# Work to do:
Keep only those lines of the records that include the string "caption".

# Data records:
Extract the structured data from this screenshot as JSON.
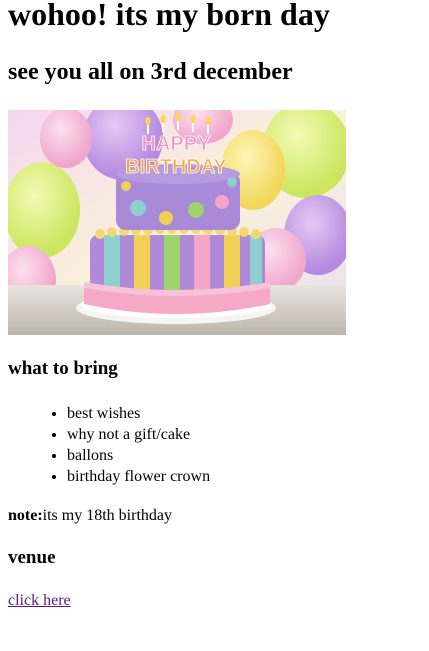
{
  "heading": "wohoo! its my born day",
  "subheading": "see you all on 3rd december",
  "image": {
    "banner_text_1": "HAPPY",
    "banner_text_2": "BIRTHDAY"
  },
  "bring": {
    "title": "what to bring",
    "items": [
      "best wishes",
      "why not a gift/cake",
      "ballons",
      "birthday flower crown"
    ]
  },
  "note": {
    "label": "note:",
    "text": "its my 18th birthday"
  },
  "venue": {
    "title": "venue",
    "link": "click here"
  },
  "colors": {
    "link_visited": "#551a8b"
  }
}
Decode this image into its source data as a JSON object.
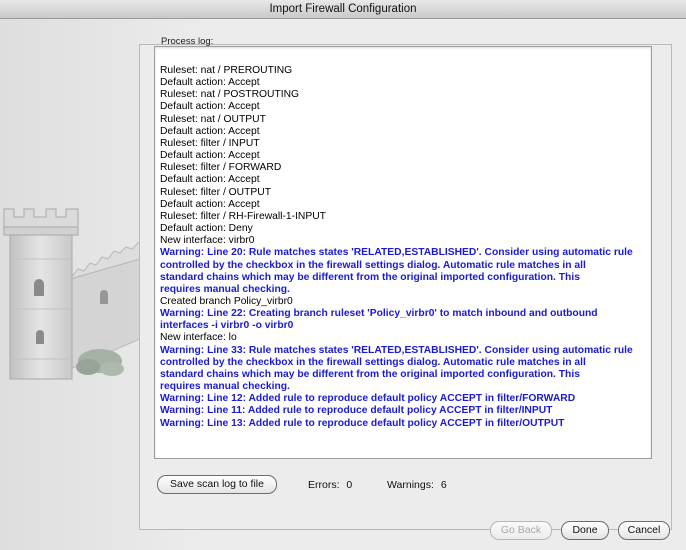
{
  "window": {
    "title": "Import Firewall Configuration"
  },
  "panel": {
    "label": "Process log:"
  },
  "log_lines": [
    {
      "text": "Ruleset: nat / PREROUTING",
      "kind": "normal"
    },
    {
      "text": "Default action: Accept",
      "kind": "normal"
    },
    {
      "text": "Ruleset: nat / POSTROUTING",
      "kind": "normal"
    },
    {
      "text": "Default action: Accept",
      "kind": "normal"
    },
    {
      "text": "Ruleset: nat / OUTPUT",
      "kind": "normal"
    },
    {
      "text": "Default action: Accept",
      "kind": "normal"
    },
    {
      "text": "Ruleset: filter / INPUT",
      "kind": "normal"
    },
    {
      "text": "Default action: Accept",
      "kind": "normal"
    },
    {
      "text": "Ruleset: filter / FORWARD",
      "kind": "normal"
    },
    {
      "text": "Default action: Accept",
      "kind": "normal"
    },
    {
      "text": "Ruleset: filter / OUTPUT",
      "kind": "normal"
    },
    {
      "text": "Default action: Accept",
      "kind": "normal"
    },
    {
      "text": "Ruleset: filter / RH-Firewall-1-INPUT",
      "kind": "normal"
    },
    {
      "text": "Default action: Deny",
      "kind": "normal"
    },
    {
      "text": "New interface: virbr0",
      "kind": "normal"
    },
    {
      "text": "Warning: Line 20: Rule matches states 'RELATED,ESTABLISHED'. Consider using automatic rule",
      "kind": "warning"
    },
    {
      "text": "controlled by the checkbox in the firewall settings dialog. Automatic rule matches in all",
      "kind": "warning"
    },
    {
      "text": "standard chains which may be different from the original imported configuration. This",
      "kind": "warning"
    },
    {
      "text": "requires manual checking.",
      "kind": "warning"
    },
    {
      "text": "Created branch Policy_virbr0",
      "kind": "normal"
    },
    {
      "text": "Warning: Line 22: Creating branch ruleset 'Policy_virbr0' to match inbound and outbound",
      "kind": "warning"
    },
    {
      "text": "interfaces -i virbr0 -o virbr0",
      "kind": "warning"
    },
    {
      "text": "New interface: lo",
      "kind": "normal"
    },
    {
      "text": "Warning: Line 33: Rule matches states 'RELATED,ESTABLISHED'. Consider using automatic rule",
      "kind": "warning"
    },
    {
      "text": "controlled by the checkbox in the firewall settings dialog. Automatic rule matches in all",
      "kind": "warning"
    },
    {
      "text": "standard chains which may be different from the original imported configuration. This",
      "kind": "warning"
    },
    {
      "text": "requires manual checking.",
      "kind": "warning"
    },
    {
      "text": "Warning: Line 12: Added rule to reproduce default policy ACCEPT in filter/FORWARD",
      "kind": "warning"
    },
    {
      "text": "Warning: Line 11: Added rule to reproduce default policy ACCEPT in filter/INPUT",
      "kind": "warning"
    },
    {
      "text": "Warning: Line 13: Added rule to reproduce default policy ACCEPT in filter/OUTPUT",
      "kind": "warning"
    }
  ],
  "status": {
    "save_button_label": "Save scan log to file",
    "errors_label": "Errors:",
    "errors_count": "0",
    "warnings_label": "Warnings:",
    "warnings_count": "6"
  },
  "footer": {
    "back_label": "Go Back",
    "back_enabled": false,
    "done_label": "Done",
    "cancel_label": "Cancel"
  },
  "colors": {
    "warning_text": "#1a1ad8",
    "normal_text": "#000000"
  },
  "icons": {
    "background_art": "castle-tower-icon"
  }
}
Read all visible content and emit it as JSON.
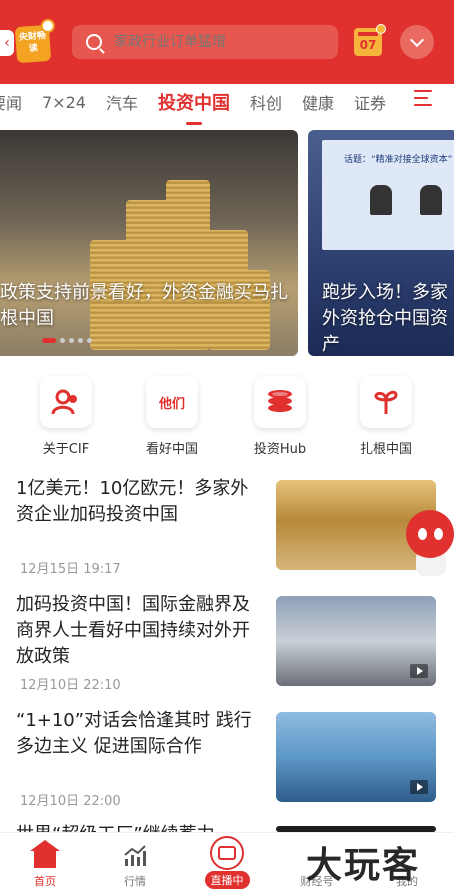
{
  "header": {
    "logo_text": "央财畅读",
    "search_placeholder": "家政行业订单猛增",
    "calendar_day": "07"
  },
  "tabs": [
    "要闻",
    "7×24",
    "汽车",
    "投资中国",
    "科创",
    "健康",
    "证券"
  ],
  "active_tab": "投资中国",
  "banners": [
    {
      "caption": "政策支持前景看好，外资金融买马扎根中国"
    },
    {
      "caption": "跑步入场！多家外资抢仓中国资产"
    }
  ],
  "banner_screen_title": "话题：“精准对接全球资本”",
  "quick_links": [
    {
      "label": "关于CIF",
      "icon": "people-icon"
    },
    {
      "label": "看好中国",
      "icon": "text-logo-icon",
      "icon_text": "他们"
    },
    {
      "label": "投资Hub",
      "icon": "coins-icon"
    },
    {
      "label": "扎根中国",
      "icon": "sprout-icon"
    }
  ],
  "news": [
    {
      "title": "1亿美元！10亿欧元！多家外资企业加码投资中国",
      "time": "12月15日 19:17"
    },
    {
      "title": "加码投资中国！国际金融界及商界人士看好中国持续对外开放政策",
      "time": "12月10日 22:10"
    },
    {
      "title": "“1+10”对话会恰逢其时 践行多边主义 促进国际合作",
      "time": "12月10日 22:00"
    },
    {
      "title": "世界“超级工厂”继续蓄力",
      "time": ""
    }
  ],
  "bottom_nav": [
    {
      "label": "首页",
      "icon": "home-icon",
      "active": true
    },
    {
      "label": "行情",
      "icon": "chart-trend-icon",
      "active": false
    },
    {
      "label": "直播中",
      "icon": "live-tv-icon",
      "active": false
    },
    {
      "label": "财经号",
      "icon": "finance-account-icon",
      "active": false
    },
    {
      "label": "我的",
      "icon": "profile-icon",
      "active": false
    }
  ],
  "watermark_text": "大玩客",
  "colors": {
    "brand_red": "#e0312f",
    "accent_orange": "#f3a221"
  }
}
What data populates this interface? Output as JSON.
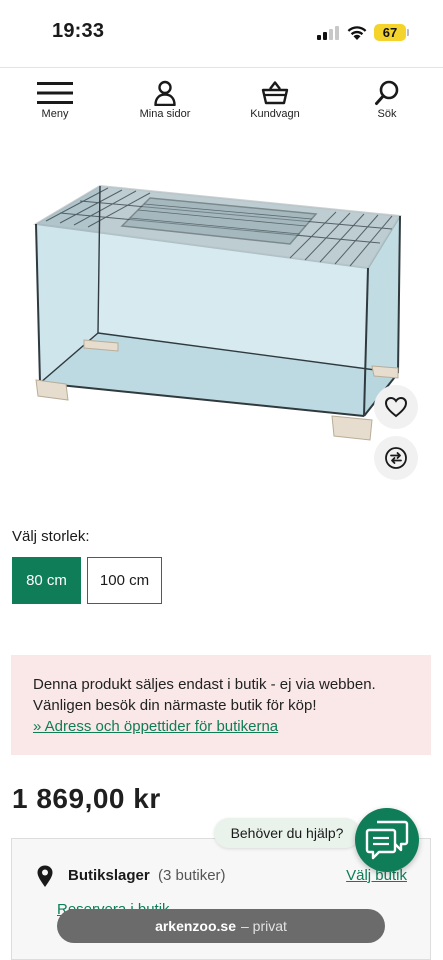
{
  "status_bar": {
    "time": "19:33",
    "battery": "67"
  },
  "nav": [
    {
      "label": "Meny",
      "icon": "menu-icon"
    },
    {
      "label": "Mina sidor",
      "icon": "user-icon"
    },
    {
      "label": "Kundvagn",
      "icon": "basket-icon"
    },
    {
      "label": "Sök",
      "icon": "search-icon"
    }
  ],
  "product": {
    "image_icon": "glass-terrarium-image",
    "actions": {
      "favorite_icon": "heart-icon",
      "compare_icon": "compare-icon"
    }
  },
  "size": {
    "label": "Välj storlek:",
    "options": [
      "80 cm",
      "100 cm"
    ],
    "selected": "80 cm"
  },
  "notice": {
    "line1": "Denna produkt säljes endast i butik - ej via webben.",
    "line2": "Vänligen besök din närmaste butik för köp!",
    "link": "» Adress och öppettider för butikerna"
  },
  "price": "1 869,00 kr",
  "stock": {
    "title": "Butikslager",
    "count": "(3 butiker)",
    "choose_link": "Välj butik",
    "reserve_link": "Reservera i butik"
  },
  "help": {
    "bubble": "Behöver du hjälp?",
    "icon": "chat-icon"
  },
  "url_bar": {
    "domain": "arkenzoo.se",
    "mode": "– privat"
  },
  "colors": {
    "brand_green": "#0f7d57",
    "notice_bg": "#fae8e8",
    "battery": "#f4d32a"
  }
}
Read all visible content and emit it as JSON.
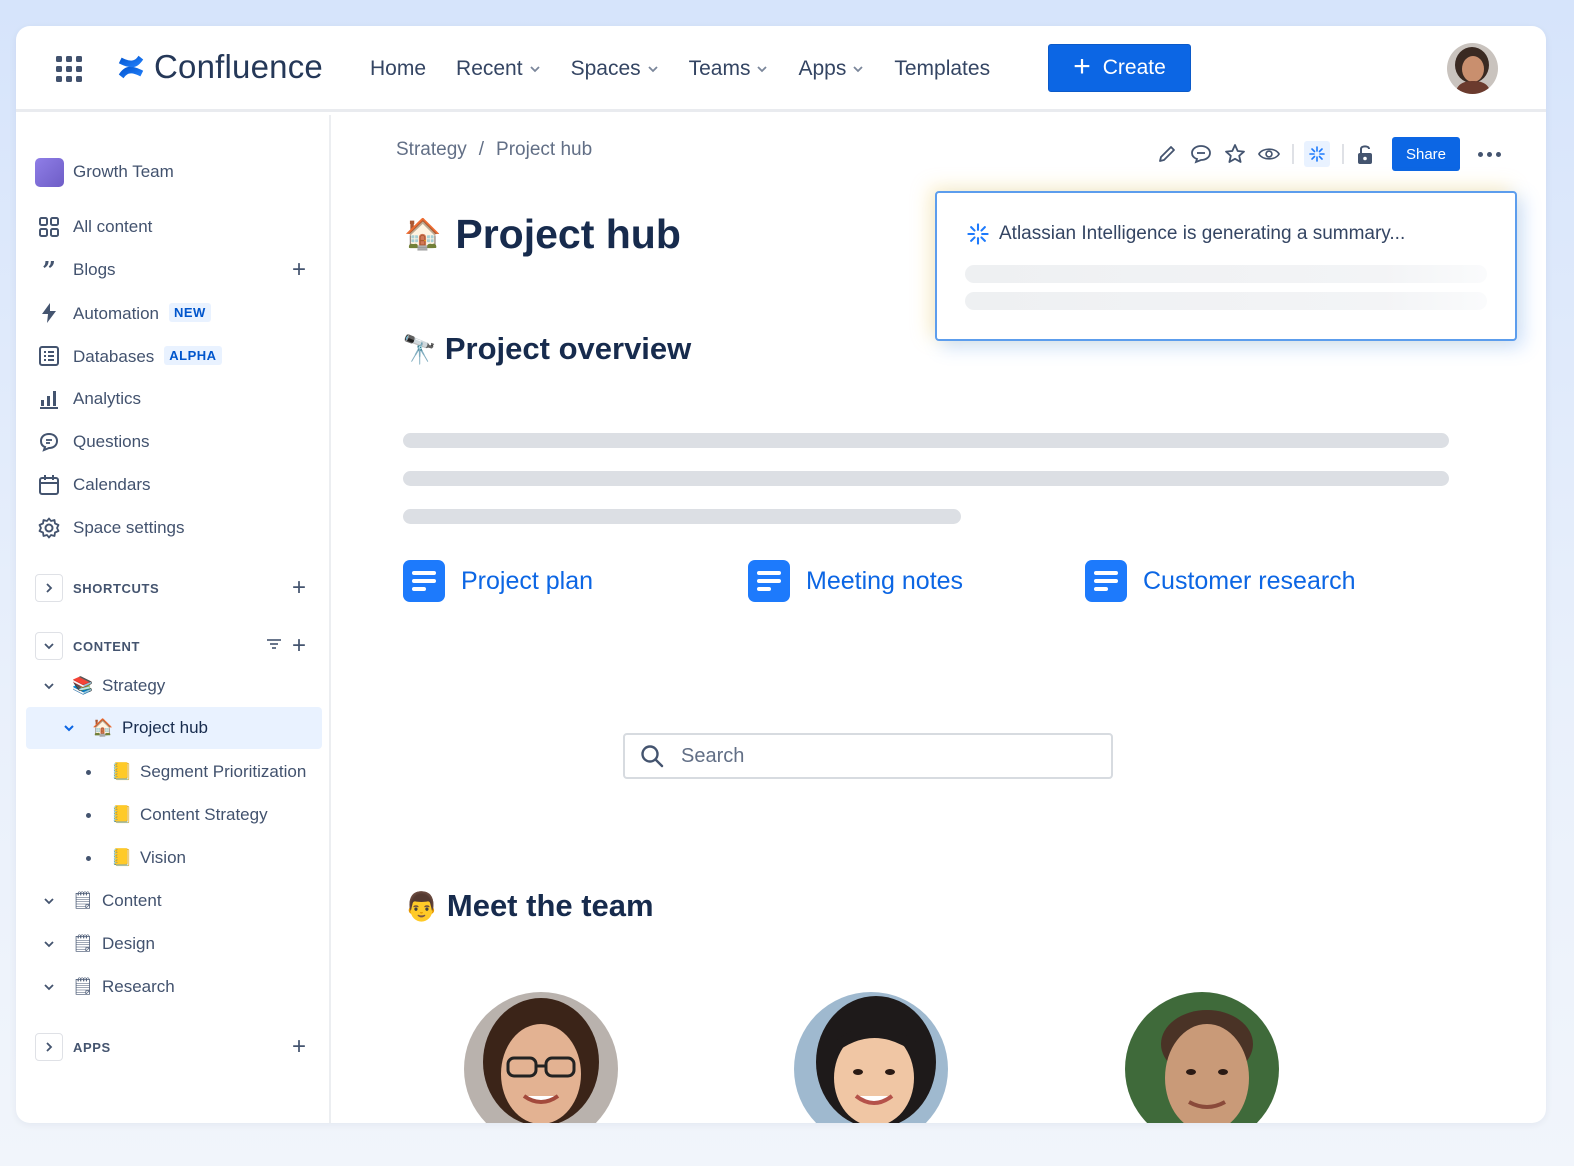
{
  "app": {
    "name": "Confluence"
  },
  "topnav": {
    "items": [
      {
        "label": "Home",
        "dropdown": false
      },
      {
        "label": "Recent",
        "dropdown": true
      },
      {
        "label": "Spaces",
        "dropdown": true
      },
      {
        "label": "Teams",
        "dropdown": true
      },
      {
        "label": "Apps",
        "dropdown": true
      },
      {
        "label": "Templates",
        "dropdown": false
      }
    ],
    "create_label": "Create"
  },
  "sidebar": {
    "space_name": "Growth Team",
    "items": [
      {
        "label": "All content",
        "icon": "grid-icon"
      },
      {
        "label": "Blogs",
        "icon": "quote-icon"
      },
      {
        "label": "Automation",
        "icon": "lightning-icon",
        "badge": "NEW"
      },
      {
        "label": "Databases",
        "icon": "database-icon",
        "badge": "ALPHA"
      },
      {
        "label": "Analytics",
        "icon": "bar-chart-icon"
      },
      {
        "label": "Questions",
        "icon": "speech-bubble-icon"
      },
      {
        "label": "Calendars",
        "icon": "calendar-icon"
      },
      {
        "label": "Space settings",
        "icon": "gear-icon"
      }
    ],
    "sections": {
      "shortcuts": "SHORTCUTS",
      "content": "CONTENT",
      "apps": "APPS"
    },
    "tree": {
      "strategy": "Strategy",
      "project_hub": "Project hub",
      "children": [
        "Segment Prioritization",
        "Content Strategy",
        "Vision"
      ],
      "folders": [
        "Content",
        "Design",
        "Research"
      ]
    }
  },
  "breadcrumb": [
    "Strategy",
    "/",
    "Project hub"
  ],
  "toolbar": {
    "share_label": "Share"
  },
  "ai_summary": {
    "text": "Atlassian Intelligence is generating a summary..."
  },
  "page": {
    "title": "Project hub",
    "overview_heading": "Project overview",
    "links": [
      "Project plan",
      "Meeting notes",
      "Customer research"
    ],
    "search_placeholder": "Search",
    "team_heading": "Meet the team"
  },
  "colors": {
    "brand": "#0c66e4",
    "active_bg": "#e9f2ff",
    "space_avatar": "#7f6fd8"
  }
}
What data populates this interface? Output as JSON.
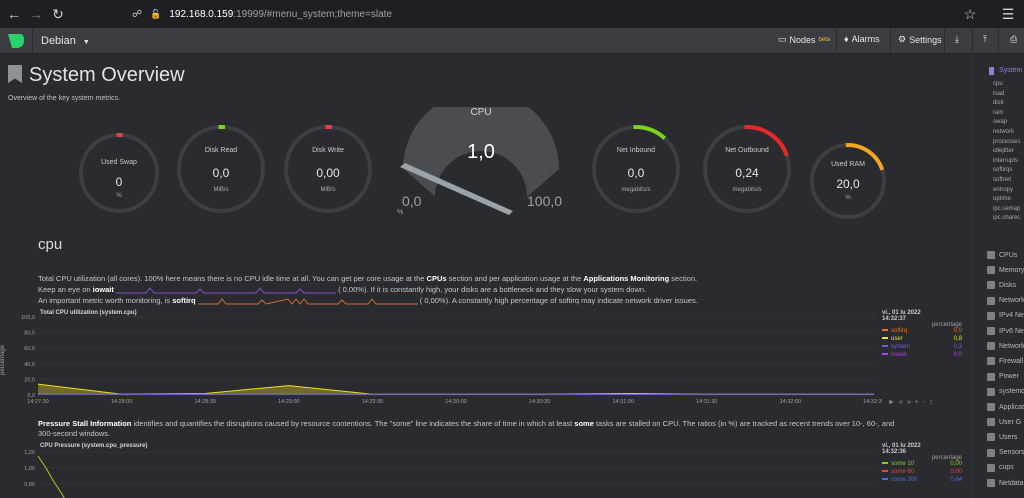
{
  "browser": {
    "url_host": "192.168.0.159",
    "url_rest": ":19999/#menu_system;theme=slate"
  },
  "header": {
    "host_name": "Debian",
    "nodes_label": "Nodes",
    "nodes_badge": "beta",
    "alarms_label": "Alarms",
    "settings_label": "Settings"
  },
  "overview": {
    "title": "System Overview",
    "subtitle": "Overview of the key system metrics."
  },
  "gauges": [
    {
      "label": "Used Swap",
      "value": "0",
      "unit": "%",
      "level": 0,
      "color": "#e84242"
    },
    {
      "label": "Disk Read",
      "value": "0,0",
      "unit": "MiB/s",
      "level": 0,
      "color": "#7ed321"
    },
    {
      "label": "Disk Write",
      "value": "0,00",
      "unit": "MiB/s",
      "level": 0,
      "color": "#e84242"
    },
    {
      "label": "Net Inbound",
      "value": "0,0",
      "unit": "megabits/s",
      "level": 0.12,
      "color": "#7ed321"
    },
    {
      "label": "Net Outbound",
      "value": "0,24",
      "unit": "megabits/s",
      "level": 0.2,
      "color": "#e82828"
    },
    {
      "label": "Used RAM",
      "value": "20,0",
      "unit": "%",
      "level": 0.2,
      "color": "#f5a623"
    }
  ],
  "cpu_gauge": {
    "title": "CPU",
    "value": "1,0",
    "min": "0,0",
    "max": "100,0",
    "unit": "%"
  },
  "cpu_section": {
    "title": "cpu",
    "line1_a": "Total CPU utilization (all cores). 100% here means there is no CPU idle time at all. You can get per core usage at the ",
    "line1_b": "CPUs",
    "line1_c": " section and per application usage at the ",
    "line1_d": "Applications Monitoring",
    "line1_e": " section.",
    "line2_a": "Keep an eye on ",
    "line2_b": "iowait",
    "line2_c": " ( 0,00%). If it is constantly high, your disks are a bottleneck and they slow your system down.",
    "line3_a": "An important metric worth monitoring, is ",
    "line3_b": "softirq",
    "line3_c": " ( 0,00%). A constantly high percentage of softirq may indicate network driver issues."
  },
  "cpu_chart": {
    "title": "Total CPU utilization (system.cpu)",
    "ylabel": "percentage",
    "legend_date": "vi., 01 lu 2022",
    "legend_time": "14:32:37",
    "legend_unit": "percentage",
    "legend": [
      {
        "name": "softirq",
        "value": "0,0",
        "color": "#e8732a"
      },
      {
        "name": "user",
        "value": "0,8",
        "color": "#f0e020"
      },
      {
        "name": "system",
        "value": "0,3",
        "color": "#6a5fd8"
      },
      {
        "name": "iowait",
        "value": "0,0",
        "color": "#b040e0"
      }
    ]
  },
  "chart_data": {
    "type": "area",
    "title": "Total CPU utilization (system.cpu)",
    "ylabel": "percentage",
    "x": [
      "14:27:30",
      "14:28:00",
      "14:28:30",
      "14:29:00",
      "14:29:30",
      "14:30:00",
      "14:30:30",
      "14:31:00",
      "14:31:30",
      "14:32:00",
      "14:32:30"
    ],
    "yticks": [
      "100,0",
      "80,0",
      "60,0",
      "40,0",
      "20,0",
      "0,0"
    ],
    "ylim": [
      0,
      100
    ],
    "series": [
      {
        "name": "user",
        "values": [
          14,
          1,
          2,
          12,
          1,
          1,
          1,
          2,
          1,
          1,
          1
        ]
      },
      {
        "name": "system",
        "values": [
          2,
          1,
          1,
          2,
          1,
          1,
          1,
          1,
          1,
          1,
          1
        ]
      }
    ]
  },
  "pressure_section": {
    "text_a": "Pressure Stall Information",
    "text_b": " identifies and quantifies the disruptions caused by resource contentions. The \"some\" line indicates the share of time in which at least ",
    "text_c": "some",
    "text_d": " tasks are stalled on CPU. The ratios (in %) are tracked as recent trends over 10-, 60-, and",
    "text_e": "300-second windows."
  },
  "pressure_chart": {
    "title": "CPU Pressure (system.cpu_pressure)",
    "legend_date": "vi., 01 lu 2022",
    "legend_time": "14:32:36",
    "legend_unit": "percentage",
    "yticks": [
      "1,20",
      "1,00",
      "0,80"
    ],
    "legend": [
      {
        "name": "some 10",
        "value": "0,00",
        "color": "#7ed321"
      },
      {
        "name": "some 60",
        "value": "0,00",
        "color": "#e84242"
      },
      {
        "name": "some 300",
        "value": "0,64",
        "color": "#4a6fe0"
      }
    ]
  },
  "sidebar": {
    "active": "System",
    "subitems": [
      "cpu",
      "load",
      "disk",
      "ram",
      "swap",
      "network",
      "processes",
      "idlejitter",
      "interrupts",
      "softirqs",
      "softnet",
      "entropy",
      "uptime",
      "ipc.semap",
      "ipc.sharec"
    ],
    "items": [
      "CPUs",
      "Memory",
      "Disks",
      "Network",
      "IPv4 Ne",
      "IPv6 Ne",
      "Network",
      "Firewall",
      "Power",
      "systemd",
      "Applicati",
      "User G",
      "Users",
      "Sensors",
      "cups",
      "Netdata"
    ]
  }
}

# Solution to this problem:
      "caption": "政策支持前景看好，外资金融买马扎根中国"
      "caption": "跑步入场！多家外资抢仓中国资产"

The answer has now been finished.